MATERIAL SHOWN:
::::::::

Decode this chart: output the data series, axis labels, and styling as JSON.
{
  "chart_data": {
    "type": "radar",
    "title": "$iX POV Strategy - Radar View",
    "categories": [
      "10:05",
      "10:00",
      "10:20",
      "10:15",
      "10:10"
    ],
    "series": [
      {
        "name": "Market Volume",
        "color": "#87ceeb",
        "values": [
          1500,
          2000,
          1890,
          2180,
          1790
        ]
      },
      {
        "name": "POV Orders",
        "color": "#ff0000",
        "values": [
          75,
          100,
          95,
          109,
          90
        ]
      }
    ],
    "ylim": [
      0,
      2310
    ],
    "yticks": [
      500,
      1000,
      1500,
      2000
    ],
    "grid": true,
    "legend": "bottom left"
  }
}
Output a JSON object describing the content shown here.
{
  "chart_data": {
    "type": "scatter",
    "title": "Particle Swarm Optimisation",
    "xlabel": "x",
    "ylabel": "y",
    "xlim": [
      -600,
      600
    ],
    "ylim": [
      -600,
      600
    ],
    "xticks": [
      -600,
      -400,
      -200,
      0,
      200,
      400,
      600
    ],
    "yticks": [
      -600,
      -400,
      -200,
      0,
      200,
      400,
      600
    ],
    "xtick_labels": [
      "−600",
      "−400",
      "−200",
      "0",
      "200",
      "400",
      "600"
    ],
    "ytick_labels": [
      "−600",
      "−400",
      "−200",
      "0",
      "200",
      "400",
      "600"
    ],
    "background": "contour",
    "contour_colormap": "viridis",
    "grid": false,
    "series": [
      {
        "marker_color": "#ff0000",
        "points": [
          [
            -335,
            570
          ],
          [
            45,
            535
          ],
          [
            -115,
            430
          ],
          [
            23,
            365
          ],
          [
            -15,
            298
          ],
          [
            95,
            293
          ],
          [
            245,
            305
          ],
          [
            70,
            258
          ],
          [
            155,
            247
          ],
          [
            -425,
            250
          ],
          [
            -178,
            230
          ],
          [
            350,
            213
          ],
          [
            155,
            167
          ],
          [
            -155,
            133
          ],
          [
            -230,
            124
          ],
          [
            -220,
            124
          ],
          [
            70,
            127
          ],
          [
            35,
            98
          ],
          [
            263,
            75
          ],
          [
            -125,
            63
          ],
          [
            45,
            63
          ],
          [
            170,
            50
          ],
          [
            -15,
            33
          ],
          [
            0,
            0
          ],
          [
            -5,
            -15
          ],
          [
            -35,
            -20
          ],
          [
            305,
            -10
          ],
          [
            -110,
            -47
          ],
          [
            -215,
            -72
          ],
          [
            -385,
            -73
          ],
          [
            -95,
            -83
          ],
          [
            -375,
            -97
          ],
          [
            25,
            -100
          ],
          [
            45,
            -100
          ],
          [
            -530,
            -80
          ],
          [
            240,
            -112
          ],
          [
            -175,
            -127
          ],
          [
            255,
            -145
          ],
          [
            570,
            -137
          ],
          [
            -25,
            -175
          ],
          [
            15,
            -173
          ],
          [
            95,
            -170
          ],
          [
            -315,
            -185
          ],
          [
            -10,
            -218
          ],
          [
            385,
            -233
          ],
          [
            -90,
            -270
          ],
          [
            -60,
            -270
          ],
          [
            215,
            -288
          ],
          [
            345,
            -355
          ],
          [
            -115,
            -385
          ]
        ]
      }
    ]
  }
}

::::::::

WHAT YOU NEED TO DO: Give the records above again, word for word.

WRITTEN ANSWER:
Decode this chart: output the data series, axis labels, and styling as JSON.
{
  "chart_data": {
    "type": "radar",
    "title": "$iX POV Strategy - Radar View",
    "categories": [
      "10:05",
      "10:00",
      "10:20",
      "10:15",
      "10:10"
    ],
    "series": [
      {
        "name": "Market Volume",
        "color": "#87ceeb",
        "values": [
          1500,
          2000,
          1890,
          2180,
          1790
        ]
      },
      {
        "name": "POV Orders",
        "color": "#ff0000",
        "values": [
          75,
          100,
          95,
          109,
          90
        ]
      }
    ],
    "ylim": [
      0,
      2310
    ],
    "yticks": [
      500,
      1000,
      1500,
      2000
    ],
    "grid": true,
    "legend": "bottom left"
  }
}
Output a JSON object describing the content shown here.
{
  "chart_data": {
    "type": "scatter",
    "title": "Particle Swarm Optimisation",
    "xlabel": "x",
    "ylabel": "y",
    "xlim": [
      -600,
      600
    ],
    "ylim": [
      -600,
      600
    ],
    "xticks": [
      -600,
      -400,
      -200,
      0,
      200,
      400,
      600
    ],
    "yticks": [
      -600,
      -400,
      -200,
      0,
      200,
      400,
      600
    ],
    "xtick_labels": [
      "−600",
      "−400",
      "−200",
      "0",
      "200",
      "400",
      "600"
    ],
    "ytick_labels": [
      "−600",
      "−400",
      "−200",
      "0",
      "200",
      "400",
      "600"
    ],
    "background": "contour",
    "contour_colormap": "viridis",
    "grid": false,
    "series": [
      {
        "marker_color": "#ff0000",
        "points": [
          [
            -335,
            570
          ],
          [
            45,
            535
          ],
          [
            -115,
            430
          ],
          [
            23,
            365
          ],
          [
            -15,
            298
          ],
          [
            95,
            293
          ],
          [
            245,
            305
          ],
          [
            70,
            258
          ],
          [
            155,
            247
          ],
          [
            -425,
            250
          ],
          [
            -178,
            230
          ],
          [
            350,
            213
          ],
          [
            155,
            167
          ],
          [
            -155,
            133
          ],
          [
            -230,
            124
          ],
          [
            -220,
            124
          ],
          [
            70,
            127
          ],
          [
            35,
            98
          ],
          [
            263,
            75
          ],
          [
            -125,
            63
          ],
          [
            45,
            63
          ],
          [
            170,
            50
          ],
          [
            -15,
            33
          ],
          [
            0,
            0
          ],
          [
            -5,
            -15
          ],
          [
            -35,
            -20
          ],
          [
            305,
            -10
          ],
          [
            -110,
            -47
          ],
          [
            -215,
            -72
          ],
          [
            -385,
            -73
          ],
          [
            -95,
            -83
          ],
          [
            -375,
            -97
          ],
          [
            25,
            -100
          ],
          [
            45,
            -100
          ],
          [
            -530,
            -80
          ],
          [
            240,
            -112
          ],
          [
            -175,
            -127
          ],
          [
            255,
            -145
          ],
          [
            570,
            -137
          ],
          [
            -25,
            -175
          ],
          [
            15,
            -173
          ],
          [
            95,
            -170
          ],
          [
            -315,
            -185
          ],
          [
            -10,
            -218
          ],
          [
            385,
            -233
          ],
          [
            -90,
            -270
          ],
          [
            -60,
            -270
          ],
          [
            215,
            -288
          ],
          [
            345,
            -355
          ],
          [
            -115,
            -385
          ]
        ]
      }
    ]
  }
}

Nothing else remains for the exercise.